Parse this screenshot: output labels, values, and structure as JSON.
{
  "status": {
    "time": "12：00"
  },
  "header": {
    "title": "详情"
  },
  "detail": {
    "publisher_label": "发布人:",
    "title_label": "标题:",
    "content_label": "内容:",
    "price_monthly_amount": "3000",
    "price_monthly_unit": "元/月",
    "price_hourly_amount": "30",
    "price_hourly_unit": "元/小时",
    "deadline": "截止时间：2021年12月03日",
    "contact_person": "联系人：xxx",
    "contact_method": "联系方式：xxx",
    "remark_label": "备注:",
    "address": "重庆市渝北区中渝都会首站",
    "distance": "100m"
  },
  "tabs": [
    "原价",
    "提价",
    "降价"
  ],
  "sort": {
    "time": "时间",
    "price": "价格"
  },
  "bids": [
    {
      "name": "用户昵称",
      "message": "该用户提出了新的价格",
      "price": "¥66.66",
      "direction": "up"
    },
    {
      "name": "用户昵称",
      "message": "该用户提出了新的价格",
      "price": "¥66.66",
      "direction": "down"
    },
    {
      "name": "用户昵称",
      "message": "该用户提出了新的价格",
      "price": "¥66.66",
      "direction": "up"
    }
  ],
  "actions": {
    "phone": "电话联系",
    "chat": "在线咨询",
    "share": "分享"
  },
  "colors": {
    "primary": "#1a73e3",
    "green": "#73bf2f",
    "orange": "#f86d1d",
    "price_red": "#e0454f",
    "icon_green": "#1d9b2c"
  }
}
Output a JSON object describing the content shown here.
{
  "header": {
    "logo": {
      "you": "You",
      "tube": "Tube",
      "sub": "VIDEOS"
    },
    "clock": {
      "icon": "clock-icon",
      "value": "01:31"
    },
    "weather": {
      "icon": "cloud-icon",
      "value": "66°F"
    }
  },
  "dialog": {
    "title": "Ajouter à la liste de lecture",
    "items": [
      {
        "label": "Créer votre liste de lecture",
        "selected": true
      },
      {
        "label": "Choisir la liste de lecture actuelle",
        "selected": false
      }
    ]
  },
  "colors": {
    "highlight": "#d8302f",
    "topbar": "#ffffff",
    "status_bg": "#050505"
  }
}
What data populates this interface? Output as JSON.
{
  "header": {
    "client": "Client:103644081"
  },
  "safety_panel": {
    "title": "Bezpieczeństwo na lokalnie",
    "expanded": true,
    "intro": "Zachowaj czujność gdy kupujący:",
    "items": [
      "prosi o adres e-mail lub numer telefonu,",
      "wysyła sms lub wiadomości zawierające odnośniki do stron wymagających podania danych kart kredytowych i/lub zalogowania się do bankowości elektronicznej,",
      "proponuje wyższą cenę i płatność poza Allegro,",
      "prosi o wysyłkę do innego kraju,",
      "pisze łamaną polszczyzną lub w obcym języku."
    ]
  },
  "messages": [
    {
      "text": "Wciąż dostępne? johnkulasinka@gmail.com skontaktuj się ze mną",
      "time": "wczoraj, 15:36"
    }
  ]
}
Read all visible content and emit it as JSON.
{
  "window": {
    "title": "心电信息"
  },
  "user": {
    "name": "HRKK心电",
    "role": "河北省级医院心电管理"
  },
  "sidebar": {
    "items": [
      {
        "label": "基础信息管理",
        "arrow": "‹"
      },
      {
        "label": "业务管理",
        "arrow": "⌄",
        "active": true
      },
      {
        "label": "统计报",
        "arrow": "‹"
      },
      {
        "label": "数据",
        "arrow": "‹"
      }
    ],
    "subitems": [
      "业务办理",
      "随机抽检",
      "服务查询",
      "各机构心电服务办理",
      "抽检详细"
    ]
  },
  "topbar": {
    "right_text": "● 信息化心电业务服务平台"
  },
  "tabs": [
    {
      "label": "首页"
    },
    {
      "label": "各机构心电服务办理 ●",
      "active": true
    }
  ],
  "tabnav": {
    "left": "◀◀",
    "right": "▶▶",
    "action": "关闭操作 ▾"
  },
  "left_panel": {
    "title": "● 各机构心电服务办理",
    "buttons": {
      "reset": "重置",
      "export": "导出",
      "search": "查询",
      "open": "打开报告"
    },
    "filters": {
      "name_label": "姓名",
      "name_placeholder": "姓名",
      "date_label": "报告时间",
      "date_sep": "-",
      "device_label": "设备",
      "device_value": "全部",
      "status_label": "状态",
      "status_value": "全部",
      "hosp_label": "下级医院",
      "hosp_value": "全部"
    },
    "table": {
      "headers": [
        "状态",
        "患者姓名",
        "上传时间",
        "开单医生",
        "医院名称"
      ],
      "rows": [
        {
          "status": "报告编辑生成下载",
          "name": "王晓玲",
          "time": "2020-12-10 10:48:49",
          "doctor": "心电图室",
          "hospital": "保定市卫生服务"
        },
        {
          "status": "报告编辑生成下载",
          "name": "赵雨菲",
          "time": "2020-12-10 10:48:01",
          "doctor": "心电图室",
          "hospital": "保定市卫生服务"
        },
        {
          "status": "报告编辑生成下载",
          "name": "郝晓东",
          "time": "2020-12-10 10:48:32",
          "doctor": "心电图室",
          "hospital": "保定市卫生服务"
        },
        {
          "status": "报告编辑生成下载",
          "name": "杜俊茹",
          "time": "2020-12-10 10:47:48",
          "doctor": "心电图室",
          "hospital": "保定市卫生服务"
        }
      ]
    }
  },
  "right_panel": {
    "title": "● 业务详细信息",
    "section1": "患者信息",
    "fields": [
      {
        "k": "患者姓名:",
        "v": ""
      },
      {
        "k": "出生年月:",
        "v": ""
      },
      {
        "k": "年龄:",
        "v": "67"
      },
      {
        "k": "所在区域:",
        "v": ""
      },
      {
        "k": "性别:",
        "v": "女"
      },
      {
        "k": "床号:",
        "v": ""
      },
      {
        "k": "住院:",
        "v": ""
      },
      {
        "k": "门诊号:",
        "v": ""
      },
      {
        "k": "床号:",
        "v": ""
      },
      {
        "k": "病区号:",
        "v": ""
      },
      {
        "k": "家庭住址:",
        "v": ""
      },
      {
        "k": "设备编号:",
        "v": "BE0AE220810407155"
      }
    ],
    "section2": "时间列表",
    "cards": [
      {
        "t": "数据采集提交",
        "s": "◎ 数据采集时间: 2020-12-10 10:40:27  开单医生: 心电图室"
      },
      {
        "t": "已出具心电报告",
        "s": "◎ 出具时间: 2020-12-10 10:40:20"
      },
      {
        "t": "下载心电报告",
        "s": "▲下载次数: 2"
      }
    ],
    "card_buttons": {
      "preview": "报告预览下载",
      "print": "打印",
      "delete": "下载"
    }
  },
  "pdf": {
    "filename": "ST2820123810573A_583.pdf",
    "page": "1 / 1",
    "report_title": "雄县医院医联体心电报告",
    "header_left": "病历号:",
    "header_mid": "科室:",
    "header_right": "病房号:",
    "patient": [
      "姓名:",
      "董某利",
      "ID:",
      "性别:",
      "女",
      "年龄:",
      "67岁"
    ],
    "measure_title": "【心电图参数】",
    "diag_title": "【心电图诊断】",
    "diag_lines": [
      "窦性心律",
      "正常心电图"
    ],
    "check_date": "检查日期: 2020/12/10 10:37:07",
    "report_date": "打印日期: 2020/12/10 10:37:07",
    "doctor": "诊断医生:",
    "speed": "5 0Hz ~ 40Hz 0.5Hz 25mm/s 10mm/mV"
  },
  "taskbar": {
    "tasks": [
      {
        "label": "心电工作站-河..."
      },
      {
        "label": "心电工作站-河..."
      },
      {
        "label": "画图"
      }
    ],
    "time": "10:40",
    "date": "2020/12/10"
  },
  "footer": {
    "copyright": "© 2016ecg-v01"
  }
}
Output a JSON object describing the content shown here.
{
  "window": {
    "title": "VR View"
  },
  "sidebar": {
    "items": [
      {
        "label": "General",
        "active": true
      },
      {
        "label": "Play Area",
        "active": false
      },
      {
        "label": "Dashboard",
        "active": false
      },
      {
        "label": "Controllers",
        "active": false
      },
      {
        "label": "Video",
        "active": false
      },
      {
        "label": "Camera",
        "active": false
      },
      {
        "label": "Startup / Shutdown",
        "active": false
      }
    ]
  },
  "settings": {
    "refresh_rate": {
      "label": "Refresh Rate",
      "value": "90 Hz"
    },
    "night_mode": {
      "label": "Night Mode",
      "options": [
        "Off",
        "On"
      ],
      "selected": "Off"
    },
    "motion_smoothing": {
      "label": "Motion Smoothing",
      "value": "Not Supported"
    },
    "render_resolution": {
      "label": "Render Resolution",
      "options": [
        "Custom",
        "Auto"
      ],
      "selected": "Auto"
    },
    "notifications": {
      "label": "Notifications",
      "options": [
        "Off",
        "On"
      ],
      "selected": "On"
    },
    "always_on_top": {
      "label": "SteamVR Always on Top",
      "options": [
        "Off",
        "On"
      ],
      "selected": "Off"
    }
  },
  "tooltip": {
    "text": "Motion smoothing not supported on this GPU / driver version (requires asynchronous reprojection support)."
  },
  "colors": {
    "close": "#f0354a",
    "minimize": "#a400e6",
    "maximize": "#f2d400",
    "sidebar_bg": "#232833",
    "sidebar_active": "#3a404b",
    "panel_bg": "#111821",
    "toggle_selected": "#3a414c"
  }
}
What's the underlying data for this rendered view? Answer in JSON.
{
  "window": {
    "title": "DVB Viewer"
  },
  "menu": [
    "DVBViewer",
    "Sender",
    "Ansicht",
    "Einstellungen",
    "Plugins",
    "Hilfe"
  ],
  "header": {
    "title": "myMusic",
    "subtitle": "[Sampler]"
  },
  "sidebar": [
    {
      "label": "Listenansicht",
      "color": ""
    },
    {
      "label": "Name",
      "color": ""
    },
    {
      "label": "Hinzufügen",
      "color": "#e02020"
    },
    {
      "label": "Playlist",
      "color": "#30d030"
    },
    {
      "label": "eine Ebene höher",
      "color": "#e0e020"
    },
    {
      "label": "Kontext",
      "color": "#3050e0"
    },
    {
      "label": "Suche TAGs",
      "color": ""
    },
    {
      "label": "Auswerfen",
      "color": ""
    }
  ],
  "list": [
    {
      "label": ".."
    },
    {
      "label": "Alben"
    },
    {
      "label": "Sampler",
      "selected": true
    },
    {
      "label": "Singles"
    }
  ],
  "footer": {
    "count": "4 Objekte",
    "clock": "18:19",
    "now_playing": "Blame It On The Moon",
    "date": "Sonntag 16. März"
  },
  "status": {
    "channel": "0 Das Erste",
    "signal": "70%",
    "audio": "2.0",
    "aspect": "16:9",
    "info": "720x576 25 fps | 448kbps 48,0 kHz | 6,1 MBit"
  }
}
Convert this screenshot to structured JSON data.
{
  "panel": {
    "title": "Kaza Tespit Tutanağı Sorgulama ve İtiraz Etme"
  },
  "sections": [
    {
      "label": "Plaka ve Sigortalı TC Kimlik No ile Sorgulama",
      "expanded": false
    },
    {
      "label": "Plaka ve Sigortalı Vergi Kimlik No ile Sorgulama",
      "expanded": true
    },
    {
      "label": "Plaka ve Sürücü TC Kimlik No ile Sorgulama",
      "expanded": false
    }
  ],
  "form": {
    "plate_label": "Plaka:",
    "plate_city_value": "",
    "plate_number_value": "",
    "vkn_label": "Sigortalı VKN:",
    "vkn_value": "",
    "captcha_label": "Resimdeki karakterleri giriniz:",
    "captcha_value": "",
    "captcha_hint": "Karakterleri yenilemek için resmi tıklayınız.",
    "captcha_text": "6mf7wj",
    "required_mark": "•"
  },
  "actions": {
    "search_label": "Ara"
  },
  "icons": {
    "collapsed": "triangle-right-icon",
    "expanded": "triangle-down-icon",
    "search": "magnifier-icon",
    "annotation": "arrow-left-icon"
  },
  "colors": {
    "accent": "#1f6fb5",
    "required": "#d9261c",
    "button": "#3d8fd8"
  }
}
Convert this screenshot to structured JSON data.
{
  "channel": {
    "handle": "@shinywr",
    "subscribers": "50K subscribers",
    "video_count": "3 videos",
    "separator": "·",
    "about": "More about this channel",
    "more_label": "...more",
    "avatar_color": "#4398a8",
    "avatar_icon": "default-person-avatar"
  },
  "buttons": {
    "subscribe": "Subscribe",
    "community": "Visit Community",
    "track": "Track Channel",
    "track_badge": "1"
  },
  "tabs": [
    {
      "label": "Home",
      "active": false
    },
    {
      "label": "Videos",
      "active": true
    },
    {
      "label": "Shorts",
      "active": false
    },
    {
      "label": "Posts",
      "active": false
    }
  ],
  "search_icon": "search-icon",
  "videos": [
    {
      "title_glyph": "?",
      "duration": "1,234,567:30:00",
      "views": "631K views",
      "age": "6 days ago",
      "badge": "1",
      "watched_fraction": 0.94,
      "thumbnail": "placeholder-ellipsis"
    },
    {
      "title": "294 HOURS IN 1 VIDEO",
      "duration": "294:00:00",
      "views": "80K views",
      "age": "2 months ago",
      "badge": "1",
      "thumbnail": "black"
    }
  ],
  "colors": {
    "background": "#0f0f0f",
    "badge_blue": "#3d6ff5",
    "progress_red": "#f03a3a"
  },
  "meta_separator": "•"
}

**Instructions for the task:** Check the data for the word "What" and pull out the lines that have it.

**Exercise output:**
What data populates this interface? Output as JSON.
What's the underlying data for this rendered view? Answer in JSON.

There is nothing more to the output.